* Task directions *
In the listing below, pick out lines with "Bellyhold".
☆ ☆ ☆ ☆ ☆
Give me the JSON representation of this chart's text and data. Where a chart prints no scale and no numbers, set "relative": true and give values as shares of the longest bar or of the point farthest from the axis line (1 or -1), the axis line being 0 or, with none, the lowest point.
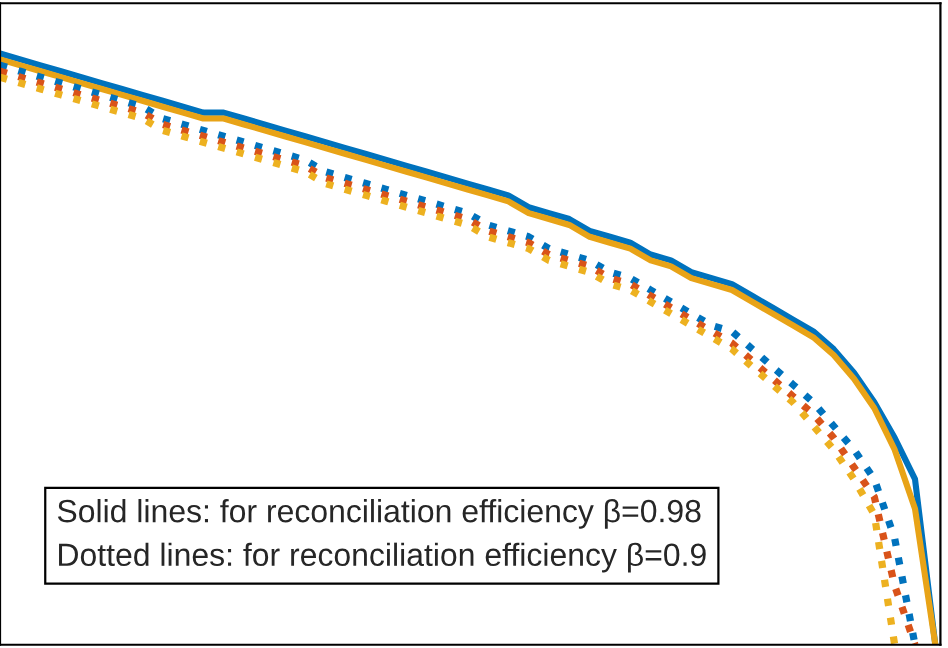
{
  "chart_data": {
    "type": "line",
    "relative": true,
    "grid": false,
    "categories": [
      null,
      null,
      null,
      null,
      null,
      null,
      null,
      null,
      null,
      null,
      null,
      null,
      null,
      null,
      null,
      null,
      null,
      null,
      null,
      null,
      null,
      null,
      null,
      null,
      null,
      null,
      null,
      null,
      null,
      null,
      null,
      null,
      null,
      null,
      null,
      null,
      null,
      null,
      null,
      null,
      null,
      null,
      null,
      null,
      null,
      null,
      null
    ],
    "annotations": [
      "Solid lines: for reconciliation efficiency β=0.98",
      "Dotted lines: for reconciliation efficiency β=0.9"
    ],
    "series": [
      {
        "color": "#0072bd",
        "line_style": "solid",
        "values": [
          1.0,
          0.99,
          0.98,
          0.97,
          0.96,
          0.95,
          0.94,
          0.93,
          0.92,
          0.91,
          0.9,
          0.9,
          0.89,
          0.88,
          0.87,
          0.86,
          0.85,
          0.84,
          0.83,
          0.82,
          0.81,
          0.8,
          0.79,
          0.78,
          0.77,
          0.76,
          0.74,
          0.73,
          0.72,
          0.7,
          0.69,
          0.68,
          0.66,
          0.65,
          0.63,
          0.62,
          0.61,
          0.59,
          0.57,
          0.55,
          0.53,
          0.5,
          0.46,
          0.41,
          0.35,
          0.28,
          0
        ]
      },
      {
        "color": "#e8a317",
        "line_style": "solid",
        "values": [
          0.99,
          0.98,
          0.97,
          0.96,
          0.95,
          0.94,
          0.93,
          0.92,
          0.91,
          0.9,
          0.89,
          0.89,
          0.88,
          0.87,
          0.86,
          0.85,
          0.84,
          0.83,
          0.82,
          0.81,
          0.8,
          0.79,
          0.78,
          0.77,
          0.76,
          0.75,
          0.73,
          0.72,
          0.71,
          0.69,
          0.68,
          0.67,
          0.65,
          0.64,
          0.62,
          0.61,
          0.6,
          0.58,
          0.56,
          0.54,
          0.52,
          0.49,
          0.45,
          0.4,
          0.33,
          0.23,
          0
        ]
      },
      {
        "color": "#0072bd",
        "line_style": "dotted",
        "values": [
          0.98,
          0.97,
          0.96,
          0.95,
          0.94,
          0.93,
          0.92,
          0.91,
          0.89,
          0.88,
          0.87,
          0.86,
          0.85,
          0.84,
          0.83,
          0.82,
          0.8,
          0.79,
          0.78,
          0.77,
          0.76,
          0.75,
          0.74,
          0.73,
          0.71,
          0.7,
          0.69,
          0.67,
          0.66,
          0.65,
          0.63,
          0.62,
          0.6,
          0.58,
          0.56,
          0.54,
          0.53,
          0.5,
          0.47,
          0.44,
          0.41,
          0.37,
          0.33,
          0.28,
          0.18,
          0,
          null
        ]
      },
      {
        "color": "#d95319",
        "line_style": "dotted",
        "values": [
          0.97,
          0.96,
          0.95,
          0.94,
          0.93,
          0.92,
          0.91,
          0.9,
          0.88,
          0.87,
          0.86,
          0.85,
          0.84,
          0.83,
          0.82,
          0.81,
          0.79,
          0.78,
          0.77,
          0.76,
          0.75,
          0.74,
          0.73,
          0.72,
          0.7,
          0.69,
          0.68,
          0.66,
          0.65,
          0.64,
          0.62,
          0.61,
          0.59,
          0.57,
          0.55,
          0.53,
          0.51,
          0.48,
          0.45,
          0.42,
          0.39,
          0.35,
          0.3,
          0.25,
          0.1,
          0,
          null
        ]
      },
      {
        "color": "#edb120",
        "line_style": "dotted",
        "values": [
          0.96,
          0.95,
          0.94,
          0.93,
          0.92,
          0.91,
          0.9,
          0.89,
          0.87,
          0.86,
          0.85,
          0.84,
          0.83,
          0.82,
          0.81,
          0.8,
          0.78,
          0.77,
          0.76,
          0.75,
          0.74,
          0.73,
          0.72,
          0.71,
          0.69,
          0.68,
          0.67,
          0.65,
          0.64,
          0.63,
          0.61,
          0.6,
          0.58,
          0.56,
          0.54,
          0.52,
          0.5,
          0.47,
          0.44,
          0.41,
          0.37,
          0.33,
          0.28,
          0.22,
          0,
          null,
          null
        ]
      }
    ]
  }
}
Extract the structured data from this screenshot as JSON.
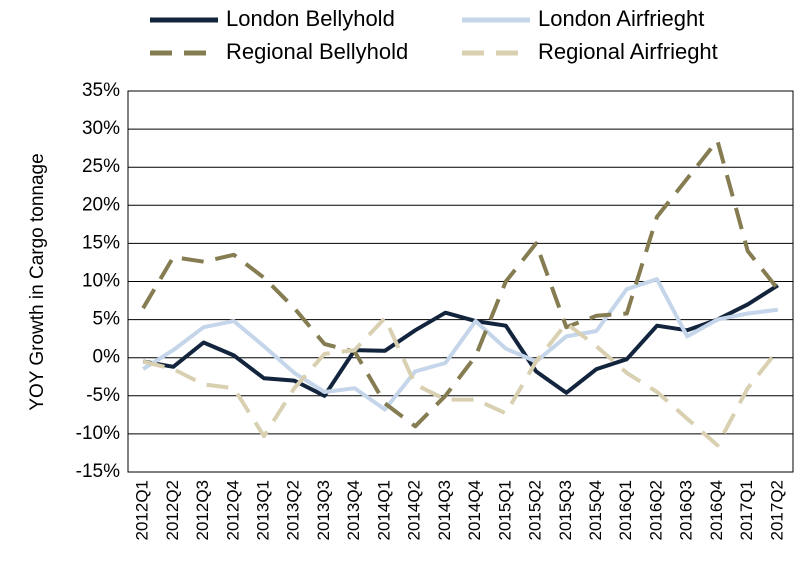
{
  "chart_data": {
    "type": "line",
    "y_label": "YOY Growth in Cargo tonnage",
    "categories": [
      "2012Q1",
      "2012Q2",
      "2012Q3",
      "2012Q4",
      "2013Q1",
      "2013Q2",
      "2013Q3",
      "2013Q4",
      "2014Q1",
      "2014Q2",
      "2014Q3",
      "2014Q4",
      "2015Q1",
      "2015Q2",
      "2015Q3",
      "2015Q4",
      "2016Q1",
      "2016Q2",
      "2016Q3",
      "2016Q4",
      "2017Q1",
      "2017Q2"
    ],
    "series": [
      {
        "name": "London Bellyhold",
        "color": "#13243d",
        "dash": false,
        "values": [
          -0.5,
          -1.2,
          2.0,
          0.3,
          -2.7,
          -3.0,
          -5.0,
          1.0,
          0.9,
          3.6,
          5.9,
          4.8,
          4.2,
          -1.8,
          -4.6,
          -1.5,
          -0.2,
          4.2,
          3.6,
          5.0,
          7.0,
          9.5
        ]
      },
      {
        "name": "London Airfrieght",
        "color": "#c5d5ea",
        "dash": false,
        "values": [
          -1.5,
          1.0,
          4.0,
          4.8,
          1.5,
          -2.0,
          -4.5,
          -4.0,
          -6.8,
          -1.8,
          -0.7,
          4.8,
          1.2,
          -0.5,
          2.8,
          3.5,
          9.0,
          10.3,
          2.8,
          5.0,
          5.8,
          6.3
        ]
      },
      {
        "name": "Regional Bellyhold",
        "color": "#857c52",
        "dash": true,
        "values": [
          6.5,
          13.2,
          12.6,
          13.5,
          10.5,
          6.5,
          1.8,
          0.8,
          -6.0,
          -9.0,
          -5.0,
          0.2,
          10.0,
          15.0,
          4.0,
          5.5,
          5.8,
          18.5,
          23.5,
          28.5,
          14.0,
          9.0
        ]
      },
      {
        "name": "Regional Airfrieght",
        "color": "#d9d0b1",
        "dash": true,
        "values": [
          -0.5,
          -1.5,
          -3.5,
          -4.0,
          -10.3,
          -4.0,
          0.5,
          1.0,
          5.2,
          -3.5,
          -5.5,
          -5.5,
          -7.3,
          -0.5,
          4.5,
          1.5,
          -2.0,
          -4.5,
          -8.0,
          -11.5,
          -4.0,
          1.0
        ]
      }
    ],
    "ylim": [
      -15,
      35
    ],
    "yticks": [
      {
        "value": -15,
        "label": "-15%"
      },
      {
        "value": -10,
        "label": "-10%"
      },
      {
        "value": -5,
        "label": "-5%"
      },
      {
        "value": 0,
        "label": "0%"
      },
      {
        "value": 5,
        "label": "5%"
      },
      {
        "value": 10,
        "label": "10%"
      },
      {
        "value": 15,
        "label": "15%"
      },
      {
        "value": 20,
        "label": "20%"
      },
      {
        "value": 25,
        "label": "25%"
      },
      {
        "value": 30,
        "label": "30%"
      },
      {
        "value": 35,
        "label": "35%"
      }
    ],
    "grid": true
  }
}
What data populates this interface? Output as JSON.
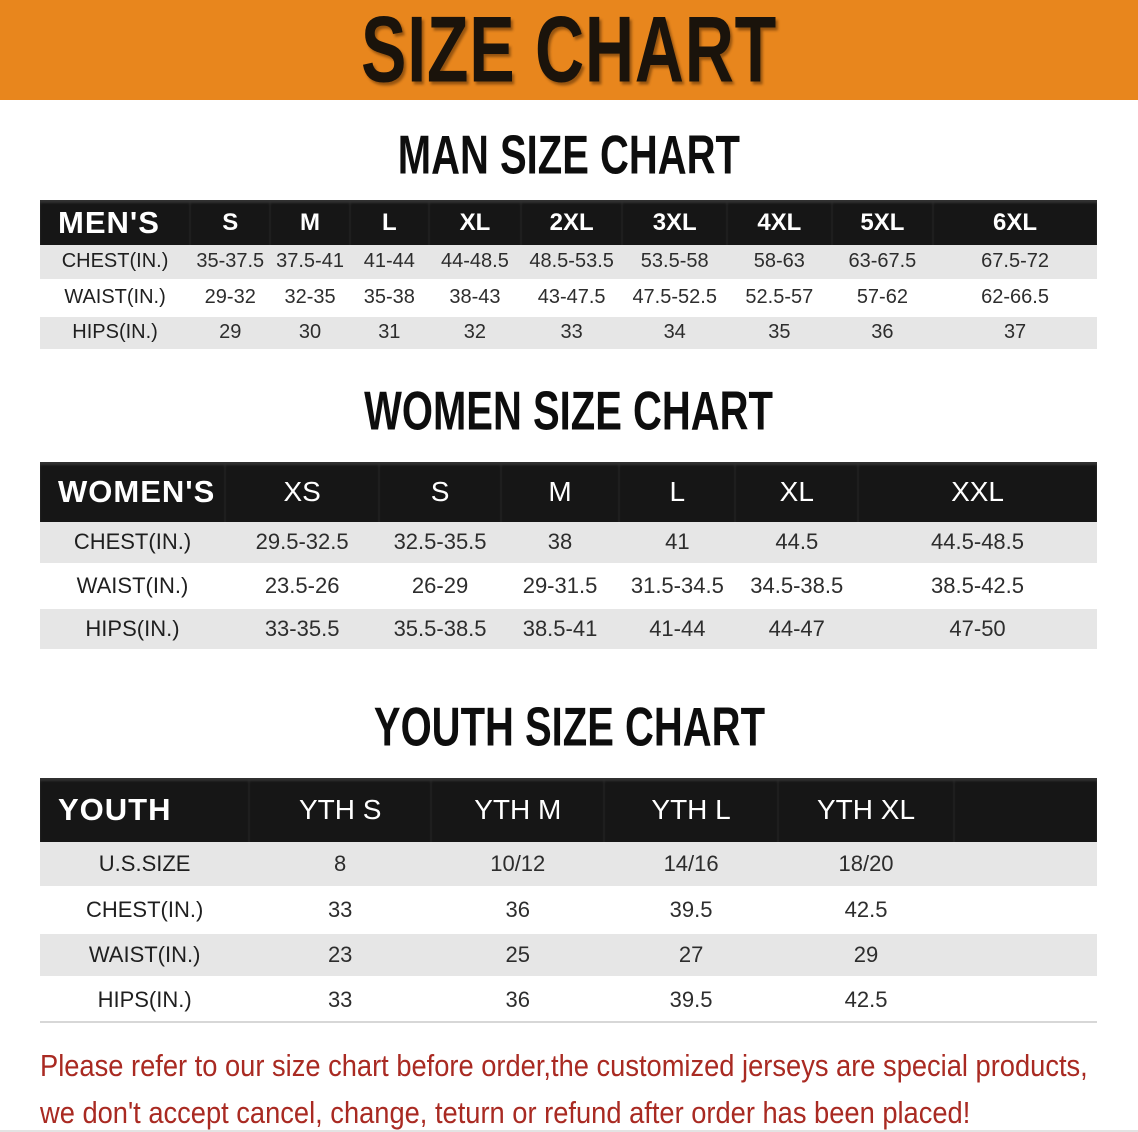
{
  "banner": {
    "title": "SIZE CHART",
    "bg_color": "#e8861d",
    "text_color": "#1a130b"
  },
  "sections": [
    {
      "id": "mens",
      "heading": "MAN SIZE CHART",
      "table": {
        "corner_label": "MEN'S",
        "columns": [
          "S",
          "M",
          "L",
          "XL",
          "2XL",
          "3XL",
          "4XL",
          "5XL",
          "6XL"
        ],
        "rows": [
          {
            "label": "CHEST(IN.)",
            "values": [
              "35-37.5",
              "37.5-41",
              "41-44",
              "44-48.5",
              "48.5-53.5",
              "53.5-58",
              "58-63",
              "63-67.5",
              "67.5-72"
            ]
          },
          {
            "label": "WAIST(IN.)",
            "values": [
              "29-32",
              "32-35",
              "35-38",
              "38-43",
              "43-47.5",
              "47.5-52.5",
              "52.5-57",
              "57-62",
              "62-66.5"
            ]
          },
          {
            "label": "HIPS(IN.)",
            "values": [
              "29",
              "30",
              "31",
              "32",
              "33",
              "34",
              "35",
              "36",
              "37"
            ]
          }
        ]
      }
    },
    {
      "id": "womens",
      "heading": "WOMEN SIZE CHART",
      "table": {
        "corner_label": "WOMEN'S",
        "columns": [
          "XS",
          "S",
          "M",
          "L",
          "XL",
          "XXL"
        ],
        "rows": [
          {
            "label": "CHEST(IN.)",
            "values": [
              "29.5-32.5",
              "32.5-35.5",
              "38",
              "41",
              "44.5",
              "44.5-48.5"
            ]
          },
          {
            "label": "WAIST(IN.)",
            "values": [
              "23.5-26",
              "26-29",
              "29-31.5",
              "31.5-34.5",
              "34.5-38.5",
              "38.5-42.5"
            ]
          },
          {
            "label": "HIPS(IN.)",
            "values": [
              "33-35.5",
              "35.5-38.5",
              "38.5-41",
              "41-44",
              "44-47",
              "47-50"
            ]
          }
        ]
      }
    },
    {
      "id": "youth",
      "heading": "YOUTH SIZE CHART",
      "table": {
        "corner_label": "YOUTH",
        "columns": [
          "YTH S",
          "YTH M",
          "YTH L",
          "YTH XL"
        ],
        "rows": [
          {
            "label": "U.S.SIZE",
            "values": [
              "8",
              "10/12",
              "14/16",
              "18/20"
            ]
          },
          {
            "label": "CHEST(IN.)",
            "values": [
              "33",
              "36",
              "39.5",
              "42.5"
            ]
          },
          {
            "label": "WAIST(IN.)",
            "values": [
              "23",
              "25",
              "27",
              "29"
            ]
          },
          {
            "label": "HIPS(IN.)",
            "values": [
              "33",
              "36",
              "39.5",
              "42.5"
            ]
          }
        ]
      }
    }
  ],
  "footer": {
    "line1": "Please refer to our size chart before order,the customized jerseys are special products,",
    "line2": "we don't accept cancel, change, teturn or refund after order has been placed!",
    "text_color": "#a92a22"
  }
}
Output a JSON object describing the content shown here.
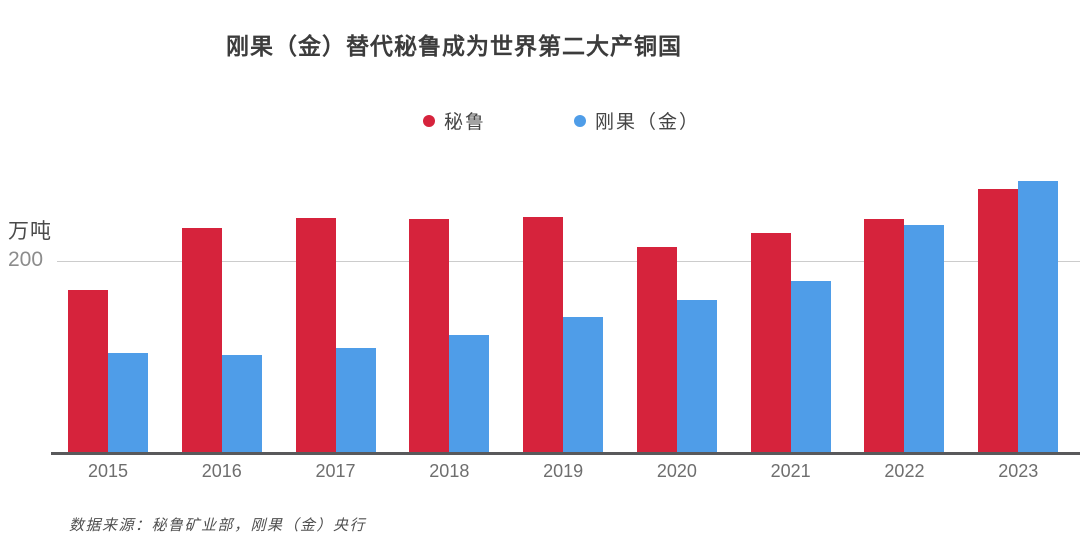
{
  "title": "刚果（金）替代秘鲁成为世界第二大产铜国",
  "y_axis": {
    "unit_label": "万吨",
    "tick_label": "200",
    "tick_value": 200
  },
  "legend": {
    "items": [
      {
        "label": "秘鲁",
        "color": "#d6233c"
      },
      {
        "label": "刚果（金）",
        "color": "#4f9de8"
      }
    ]
  },
  "source_note": "数据来源：秘鲁矿业部，刚果（金）央行",
  "colors": {
    "peru_red": "#d6233c",
    "congo_blue": "#4f9de8",
    "grid_line": "#cccccc",
    "axis_line": "#59595b",
    "title_text": "#3c3c3c",
    "label_gray": "#6e6e6e"
  },
  "chart_data": {
    "type": "bar",
    "categories": [
      "2015",
      "2016",
      "2017",
      "2018",
      "2019",
      "2020",
      "2021",
      "2022",
      "2023"
    ],
    "series": [
      {
        "name": "秘鲁",
        "color": "#d6233c",
        "values": [
          170,
          235,
          245,
          244,
          246,
          215,
          230,
          244,
          276
        ]
      },
      {
        "name": "刚果（金）",
        "color": "#4f9de8",
        "values": [
          104,
          102,
          110,
          123,
          142,
          160,
          180,
          238,
          284
        ]
      }
    ],
    "title": "刚果（金）替代秘鲁成为世界第二大产铜国",
    "xlabel": "",
    "ylabel": "万吨",
    "ylim": [
      0,
      316
    ],
    "gridlines": [
      200
    ],
    "legend_position": "top",
    "grid": "single-horizontal-line"
  }
}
☆ ☆ ☆ ☆ ☆
* Complete response *
        "name": "London Bellyhold",
        "name": "Regional Bellyhold",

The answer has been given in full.